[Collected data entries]
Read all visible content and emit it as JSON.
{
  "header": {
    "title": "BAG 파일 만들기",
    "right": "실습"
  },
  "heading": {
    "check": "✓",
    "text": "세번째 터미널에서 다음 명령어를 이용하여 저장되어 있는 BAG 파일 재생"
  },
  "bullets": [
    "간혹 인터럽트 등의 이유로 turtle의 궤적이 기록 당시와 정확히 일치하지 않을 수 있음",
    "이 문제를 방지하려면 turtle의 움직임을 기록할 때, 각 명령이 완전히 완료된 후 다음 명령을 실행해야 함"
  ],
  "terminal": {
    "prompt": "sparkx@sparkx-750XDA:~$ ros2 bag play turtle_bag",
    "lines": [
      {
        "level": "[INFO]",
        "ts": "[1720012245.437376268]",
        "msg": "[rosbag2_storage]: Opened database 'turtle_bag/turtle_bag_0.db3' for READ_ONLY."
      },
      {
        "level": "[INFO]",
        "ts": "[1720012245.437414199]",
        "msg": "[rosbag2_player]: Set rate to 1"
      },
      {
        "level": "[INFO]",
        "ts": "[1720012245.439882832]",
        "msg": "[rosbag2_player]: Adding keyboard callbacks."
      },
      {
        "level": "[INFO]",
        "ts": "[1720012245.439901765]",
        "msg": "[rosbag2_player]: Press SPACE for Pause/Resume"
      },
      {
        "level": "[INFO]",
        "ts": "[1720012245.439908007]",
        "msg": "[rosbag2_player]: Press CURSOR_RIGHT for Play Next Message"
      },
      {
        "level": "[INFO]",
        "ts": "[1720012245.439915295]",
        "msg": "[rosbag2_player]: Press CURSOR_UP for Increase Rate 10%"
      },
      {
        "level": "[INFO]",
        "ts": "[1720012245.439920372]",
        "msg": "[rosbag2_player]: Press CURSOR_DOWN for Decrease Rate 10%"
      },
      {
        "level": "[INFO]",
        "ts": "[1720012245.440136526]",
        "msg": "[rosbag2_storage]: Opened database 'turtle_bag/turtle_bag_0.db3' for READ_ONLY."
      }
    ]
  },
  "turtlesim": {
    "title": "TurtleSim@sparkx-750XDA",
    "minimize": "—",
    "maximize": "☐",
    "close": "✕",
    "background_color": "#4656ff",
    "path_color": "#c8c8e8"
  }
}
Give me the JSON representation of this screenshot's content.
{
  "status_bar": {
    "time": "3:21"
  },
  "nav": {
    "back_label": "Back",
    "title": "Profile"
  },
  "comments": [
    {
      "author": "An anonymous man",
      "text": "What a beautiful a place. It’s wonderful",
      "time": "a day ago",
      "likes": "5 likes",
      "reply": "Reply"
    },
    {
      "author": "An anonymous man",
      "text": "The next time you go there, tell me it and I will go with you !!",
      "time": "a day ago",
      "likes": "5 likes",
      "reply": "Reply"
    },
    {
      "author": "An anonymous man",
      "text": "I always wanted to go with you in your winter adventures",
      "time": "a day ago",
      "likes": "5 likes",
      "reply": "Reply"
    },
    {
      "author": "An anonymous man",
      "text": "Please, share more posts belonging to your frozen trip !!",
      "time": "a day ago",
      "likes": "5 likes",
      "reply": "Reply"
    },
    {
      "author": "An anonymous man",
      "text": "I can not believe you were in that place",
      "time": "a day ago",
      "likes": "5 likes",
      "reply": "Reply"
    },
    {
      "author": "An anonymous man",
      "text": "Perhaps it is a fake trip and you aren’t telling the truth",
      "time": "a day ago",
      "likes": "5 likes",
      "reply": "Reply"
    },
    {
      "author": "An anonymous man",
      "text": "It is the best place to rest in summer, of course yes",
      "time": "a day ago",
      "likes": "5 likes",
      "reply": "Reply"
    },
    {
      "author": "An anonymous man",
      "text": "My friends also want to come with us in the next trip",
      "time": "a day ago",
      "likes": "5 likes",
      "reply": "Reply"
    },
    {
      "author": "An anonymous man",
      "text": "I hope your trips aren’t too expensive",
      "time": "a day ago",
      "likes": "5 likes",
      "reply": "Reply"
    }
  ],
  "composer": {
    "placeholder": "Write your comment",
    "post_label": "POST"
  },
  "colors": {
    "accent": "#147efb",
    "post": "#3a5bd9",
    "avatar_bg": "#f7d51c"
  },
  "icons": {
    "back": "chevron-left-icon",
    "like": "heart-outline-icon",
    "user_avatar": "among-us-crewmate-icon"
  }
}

WRITTEN TASK: Please repeat the listing exactly, with nothing left out.

TASK RESPONSE:
Read all visible content and emit it as JSON.
{
  "header": {
    "title": "BAG 파일 만들기",
    "right": "실습"
  },
  "heading": {
    "check": "✓",
    "text": "세번째 터미널에서 다음 명령어를 이용하여 저장되어 있는 BAG 파일 재생"
  },
  "bullets": [
    "간혹 인터럽트 등의 이유로 turtle의 궤적이 기록 당시와 정확히 일치하지 않을 수 있음",
    "이 문제를 방지하려면 turtle의 움직임을 기록할 때, 각 명령이 완전히 완료된 후 다음 명령을 실행해야 함"
  ],
  "terminal": {
    "prompt": "sparkx@sparkx-750XDA:~$ ros2 bag play turtle_bag",
    "lines": [
      {
        "level": "[INFO]",
        "ts": "[1720012245.437376268]",
        "msg": "[rosbag2_storage]: Opened database 'turtle_bag/turtle_bag_0.db3' for READ_ONLY."
      },
      {
        "level": "[INFO]",
        "ts": "[1720012245.437414199]",
        "msg": "[rosbag2_player]: Set rate to 1"
      },
      {
        "level": "[INFO]",
        "ts": "[1720012245.439882832]",
        "msg": "[rosbag2_player]: Adding keyboard callbacks."
      },
      {
        "level": "[INFO]",
        "ts": "[1720012245.439901765]",
        "msg": "[rosbag2_player]: Press SPACE for Pause/Resume"
      },
      {
        "level": "[INFO]",
        "ts": "[1720012245.439908007]",
        "msg": "[rosbag2_player]: Press CURSOR_RIGHT for Play Next Message"
      },
      {
        "level": "[INFO]",
        "ts": "[1720012245.439915295]",
        "msg": "[rosbag2_player]: Press CURSOR_UP for Increase Rate 10%"
      },
      {
        "level": "[INFO]",
        "ts": "[1720012245.439920372]",
        "msg": "[rosbag2_player]: Press CURSOR_DOWN for Decrease Rate 10%"
      },
      {
        "level": "[INFO]",
        "ts": "[1720012245.440136526]",
        "msg": "[rosbag2_storage]: Opened database 'turtle_bag/turtle_bag_0.db3' for READ_ONLY."
      }
    ]
  },
  "turtlesim": {
    "title": "TurtleSim@sparkx-750XDA",
    "minimize": "—",
    "maximize": "☐",
    "close": "✕",
    "background_color": "#4656ff",
    "path_color": "#c8c8e8"
  }
}
Give me the JSON representation of this screenshot's content.
{
  "status_bar": {
    "time": "3:21"
  },
  "nav": {
    "back_label": "Back",
    "title": "Profile"
  },
  "comments": [
    {
      "author": "An anonymous man",
      "text": "What a beautiful a place. It’s wonderful",
      "time": "a day ago",
      "likes": "5 likes",
      "reply": "Reply"
    },
    {
      "author": "An anonymous man",
      "text": "The next time you go there, tell me it and I will go with you !!",
      "time": "a day ago",
      "likes": "5 likes",
      "reply": "Reply"
    },
    {
      "author": "An anonymous man",
      "text": "I always wanted to go with you in your winter adventures",
      "time": "a day ago",
      "likes": "5 likes",
      "reply": "Reply"
    },
    {
      "author": "An anonymous man",
      "text": "Please, share more posts belonging to your frozen trip !!",
      "time": "a day ago",
      "likes": "5 likes",
      "reply": "Reply"
    },
    {
      "author": "An anonymous man",
      "text": "I can not believe you were in that place",
      "time": "a day ago",
      "likes": "5 likes",
      "reply": "Reply"
    },
    {
      "author": "An anonymous man",
      "text": "Perhaps it is a fake trip and you aren’t telling the truth",
      "time": "a day ago",
      "likes": "5 likes",
      "reply": "Reply"
    },
    {
      "author": "An anonymous man",
      "text": "It is the best place to rest in summer, of course yes",
      "time": "a day ago",
      "likes": "5 likes",
      "reply": "Reply"
    },
    {
      "author": "An anonymous man",
      "text": "My friends also want to come with us in the next trip",
      "time": "a day ago",
      "likes": "5 likes",
      "reply": "Reply"
    },
    {
      "author": "An anonymous man",
      "text": "I hope your trips aren’t too expensive",
      "time": "a day ago",
      "likes": "5 likes",
      "reply": "Reply"
    }
  ],
  "composer": {
    "placeholder": "Write your comment",
    "post_label": "POST"
  },
  "colors": {
    "accent": "#147efb",
    "post": "#3a5bd9",
    "avatar_bg": "#f7d51c"
  },
  "icons": {
    "back": "chevron-left-icon",
    "like": "heart-outline-icon",
    "user_avatar": "among-us-crewmate-icon"
  }
}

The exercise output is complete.